Short exercise: Copy each line below that includes "货币安置".

-- BEGIN Source material --

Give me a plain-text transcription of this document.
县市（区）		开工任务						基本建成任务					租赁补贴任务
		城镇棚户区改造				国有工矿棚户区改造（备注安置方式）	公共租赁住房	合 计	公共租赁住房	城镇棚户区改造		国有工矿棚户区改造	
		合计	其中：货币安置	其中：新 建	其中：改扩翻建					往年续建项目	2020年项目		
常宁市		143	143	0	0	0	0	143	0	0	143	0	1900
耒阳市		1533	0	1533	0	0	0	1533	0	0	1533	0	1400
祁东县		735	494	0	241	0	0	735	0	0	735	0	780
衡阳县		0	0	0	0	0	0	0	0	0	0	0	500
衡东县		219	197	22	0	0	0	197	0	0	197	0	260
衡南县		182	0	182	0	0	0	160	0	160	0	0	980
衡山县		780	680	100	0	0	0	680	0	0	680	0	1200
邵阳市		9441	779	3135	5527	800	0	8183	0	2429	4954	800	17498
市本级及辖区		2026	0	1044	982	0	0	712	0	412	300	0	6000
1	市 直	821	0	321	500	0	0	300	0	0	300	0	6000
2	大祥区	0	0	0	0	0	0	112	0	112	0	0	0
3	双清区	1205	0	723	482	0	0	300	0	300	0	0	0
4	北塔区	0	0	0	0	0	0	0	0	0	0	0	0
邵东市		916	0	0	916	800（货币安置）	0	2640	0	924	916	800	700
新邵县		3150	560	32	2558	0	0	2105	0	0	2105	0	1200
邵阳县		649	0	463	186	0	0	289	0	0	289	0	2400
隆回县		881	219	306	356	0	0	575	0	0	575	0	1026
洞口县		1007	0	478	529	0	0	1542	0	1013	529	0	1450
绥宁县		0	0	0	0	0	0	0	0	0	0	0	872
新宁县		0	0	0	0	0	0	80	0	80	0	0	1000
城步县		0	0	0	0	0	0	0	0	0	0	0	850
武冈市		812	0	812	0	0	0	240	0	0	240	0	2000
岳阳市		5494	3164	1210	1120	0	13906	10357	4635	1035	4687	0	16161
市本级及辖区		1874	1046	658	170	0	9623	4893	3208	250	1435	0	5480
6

-- END Source material --

Correct output:
		合计	其中：货币安置	其中：新 建	其中：改扩翻建					往年续建项目	2020年项目		
邵东市		916	0	0	916	800（货币安置）	0	2640	0	924	916	800	700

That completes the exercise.